SHORT TASK —
Say the number of lines containing the string "Tracking", and say nothing else.

AVAILABLE RECORDS —
▬▬▬▬▬▬▬▬▬▬

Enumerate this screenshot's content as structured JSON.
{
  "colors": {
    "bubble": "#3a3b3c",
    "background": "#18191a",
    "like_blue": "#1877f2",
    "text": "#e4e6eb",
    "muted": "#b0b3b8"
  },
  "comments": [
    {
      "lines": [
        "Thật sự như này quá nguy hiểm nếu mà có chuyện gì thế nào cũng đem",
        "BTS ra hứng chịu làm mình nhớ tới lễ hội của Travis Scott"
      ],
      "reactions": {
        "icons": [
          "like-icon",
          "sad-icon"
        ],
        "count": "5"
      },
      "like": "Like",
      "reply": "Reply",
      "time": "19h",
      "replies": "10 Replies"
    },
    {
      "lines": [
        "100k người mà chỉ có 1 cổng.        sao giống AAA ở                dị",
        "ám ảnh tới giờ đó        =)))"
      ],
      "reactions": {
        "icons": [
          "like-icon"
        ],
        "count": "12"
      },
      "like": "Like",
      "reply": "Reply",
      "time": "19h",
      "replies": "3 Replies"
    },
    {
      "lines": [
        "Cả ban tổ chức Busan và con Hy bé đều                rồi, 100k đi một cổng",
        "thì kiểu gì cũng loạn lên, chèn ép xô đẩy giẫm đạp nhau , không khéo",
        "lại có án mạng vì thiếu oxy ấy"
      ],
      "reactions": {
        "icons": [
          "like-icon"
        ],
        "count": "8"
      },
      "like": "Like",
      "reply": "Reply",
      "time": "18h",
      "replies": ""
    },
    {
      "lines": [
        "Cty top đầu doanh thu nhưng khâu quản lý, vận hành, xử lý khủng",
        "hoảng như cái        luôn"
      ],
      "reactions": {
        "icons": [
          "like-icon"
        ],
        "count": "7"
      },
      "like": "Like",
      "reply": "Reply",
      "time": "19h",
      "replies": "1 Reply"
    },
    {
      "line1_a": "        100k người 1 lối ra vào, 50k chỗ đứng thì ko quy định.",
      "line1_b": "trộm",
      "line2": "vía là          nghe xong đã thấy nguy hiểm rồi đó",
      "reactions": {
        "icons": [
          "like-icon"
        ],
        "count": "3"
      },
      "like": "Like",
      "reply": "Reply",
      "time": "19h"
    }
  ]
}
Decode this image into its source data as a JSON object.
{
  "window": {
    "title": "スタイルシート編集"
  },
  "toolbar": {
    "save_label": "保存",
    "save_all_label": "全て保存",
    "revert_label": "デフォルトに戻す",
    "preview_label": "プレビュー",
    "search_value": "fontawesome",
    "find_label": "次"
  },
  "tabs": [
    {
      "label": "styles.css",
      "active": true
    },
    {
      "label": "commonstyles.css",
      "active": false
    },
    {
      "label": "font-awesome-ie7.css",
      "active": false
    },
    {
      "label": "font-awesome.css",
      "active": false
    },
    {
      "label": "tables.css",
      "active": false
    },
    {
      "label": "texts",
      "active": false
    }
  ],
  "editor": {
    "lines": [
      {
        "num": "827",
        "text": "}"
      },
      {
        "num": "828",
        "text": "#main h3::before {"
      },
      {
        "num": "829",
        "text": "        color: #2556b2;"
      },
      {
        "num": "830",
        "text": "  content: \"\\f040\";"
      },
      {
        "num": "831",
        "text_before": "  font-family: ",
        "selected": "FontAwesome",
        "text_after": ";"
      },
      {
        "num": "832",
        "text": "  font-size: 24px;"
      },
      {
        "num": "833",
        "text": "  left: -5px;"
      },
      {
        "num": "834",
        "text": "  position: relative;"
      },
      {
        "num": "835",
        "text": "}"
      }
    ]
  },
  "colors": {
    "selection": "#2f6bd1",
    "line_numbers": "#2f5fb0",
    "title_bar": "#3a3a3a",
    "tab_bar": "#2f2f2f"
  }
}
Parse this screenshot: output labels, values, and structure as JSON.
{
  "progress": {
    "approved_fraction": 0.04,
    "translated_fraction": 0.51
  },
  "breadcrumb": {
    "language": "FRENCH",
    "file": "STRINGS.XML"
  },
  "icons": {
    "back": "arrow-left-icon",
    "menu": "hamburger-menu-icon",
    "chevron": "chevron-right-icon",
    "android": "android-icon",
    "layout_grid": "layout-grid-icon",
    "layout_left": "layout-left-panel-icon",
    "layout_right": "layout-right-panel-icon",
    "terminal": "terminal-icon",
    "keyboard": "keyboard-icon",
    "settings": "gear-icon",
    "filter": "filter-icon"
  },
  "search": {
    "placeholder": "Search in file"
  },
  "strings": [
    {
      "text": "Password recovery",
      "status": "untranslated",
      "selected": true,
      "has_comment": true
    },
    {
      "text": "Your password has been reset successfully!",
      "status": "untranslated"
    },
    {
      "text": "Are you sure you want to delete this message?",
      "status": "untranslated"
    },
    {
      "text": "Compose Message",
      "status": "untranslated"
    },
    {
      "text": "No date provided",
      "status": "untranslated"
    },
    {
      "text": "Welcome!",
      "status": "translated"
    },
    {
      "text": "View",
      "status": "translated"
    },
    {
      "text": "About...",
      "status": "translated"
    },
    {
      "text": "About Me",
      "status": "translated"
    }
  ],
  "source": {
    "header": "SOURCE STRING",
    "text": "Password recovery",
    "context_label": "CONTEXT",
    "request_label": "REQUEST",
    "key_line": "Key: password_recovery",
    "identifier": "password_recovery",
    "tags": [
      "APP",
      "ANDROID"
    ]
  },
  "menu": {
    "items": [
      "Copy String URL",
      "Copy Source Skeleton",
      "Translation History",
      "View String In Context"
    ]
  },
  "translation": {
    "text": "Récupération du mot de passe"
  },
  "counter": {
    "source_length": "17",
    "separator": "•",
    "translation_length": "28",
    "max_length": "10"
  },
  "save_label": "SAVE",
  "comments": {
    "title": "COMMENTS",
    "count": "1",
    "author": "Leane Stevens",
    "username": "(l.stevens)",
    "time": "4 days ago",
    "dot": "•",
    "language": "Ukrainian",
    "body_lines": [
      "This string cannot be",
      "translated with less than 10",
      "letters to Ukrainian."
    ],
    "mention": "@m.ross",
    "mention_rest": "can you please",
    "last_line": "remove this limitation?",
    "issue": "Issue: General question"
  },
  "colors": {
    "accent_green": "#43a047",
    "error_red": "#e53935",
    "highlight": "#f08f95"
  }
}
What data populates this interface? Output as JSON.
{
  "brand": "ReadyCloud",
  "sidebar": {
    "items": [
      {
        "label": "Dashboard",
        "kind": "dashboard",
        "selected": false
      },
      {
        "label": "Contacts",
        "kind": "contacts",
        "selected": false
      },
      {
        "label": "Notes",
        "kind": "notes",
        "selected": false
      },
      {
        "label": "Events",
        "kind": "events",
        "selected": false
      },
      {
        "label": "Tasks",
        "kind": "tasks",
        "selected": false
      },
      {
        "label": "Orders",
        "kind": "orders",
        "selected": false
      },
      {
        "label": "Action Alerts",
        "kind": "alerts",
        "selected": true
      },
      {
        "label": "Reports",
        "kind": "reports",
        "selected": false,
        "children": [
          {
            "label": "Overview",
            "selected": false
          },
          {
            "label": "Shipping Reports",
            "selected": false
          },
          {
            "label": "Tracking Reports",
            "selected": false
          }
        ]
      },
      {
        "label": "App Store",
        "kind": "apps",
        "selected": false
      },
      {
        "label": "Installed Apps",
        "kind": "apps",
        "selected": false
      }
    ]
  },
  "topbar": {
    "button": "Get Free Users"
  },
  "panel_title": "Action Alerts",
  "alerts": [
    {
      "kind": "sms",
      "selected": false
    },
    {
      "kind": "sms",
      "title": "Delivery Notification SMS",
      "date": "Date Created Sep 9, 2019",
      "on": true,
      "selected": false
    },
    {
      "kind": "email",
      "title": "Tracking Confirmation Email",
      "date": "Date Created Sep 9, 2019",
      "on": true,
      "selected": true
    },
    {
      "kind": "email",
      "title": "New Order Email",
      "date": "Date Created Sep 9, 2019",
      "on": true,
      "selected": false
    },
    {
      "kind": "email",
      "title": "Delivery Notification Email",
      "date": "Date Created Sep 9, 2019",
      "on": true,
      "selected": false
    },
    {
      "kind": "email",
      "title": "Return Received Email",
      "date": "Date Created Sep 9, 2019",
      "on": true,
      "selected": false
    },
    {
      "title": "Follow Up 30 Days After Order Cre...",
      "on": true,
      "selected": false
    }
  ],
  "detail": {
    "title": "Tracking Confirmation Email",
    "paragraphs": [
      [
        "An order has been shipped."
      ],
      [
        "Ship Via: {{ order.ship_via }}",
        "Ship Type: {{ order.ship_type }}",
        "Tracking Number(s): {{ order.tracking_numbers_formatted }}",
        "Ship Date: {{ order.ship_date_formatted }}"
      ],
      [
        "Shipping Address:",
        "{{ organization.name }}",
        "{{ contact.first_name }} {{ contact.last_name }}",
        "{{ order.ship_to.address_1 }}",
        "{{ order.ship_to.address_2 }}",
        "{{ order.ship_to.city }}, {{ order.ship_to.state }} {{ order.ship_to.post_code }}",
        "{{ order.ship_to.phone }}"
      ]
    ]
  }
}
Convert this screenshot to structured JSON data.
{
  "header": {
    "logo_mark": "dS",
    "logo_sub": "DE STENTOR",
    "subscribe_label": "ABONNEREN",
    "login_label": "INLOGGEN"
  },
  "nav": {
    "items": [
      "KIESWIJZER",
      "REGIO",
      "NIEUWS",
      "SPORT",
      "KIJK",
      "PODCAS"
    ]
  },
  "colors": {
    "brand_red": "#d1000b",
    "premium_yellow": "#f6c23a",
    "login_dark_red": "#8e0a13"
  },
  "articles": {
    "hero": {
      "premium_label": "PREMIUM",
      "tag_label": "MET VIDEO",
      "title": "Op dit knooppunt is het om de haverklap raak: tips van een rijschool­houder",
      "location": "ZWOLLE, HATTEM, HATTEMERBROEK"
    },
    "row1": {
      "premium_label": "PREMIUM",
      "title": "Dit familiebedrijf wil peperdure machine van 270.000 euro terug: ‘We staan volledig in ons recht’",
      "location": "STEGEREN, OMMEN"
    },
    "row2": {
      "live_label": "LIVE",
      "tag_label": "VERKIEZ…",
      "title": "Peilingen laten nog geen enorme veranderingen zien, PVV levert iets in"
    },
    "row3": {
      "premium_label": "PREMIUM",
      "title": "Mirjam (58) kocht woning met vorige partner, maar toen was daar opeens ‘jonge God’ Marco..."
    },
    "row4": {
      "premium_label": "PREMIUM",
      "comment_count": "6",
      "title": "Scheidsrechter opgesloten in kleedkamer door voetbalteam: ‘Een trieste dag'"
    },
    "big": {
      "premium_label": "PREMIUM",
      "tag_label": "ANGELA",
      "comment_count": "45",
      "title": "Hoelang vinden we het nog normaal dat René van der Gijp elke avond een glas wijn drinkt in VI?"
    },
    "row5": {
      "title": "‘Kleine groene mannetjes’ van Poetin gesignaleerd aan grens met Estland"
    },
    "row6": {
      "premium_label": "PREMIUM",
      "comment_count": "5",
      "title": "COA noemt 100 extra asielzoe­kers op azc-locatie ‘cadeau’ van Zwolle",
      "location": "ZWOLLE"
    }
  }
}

▬▬▬▬▬▬▬▬▬▬

FULL RESPONSE —
4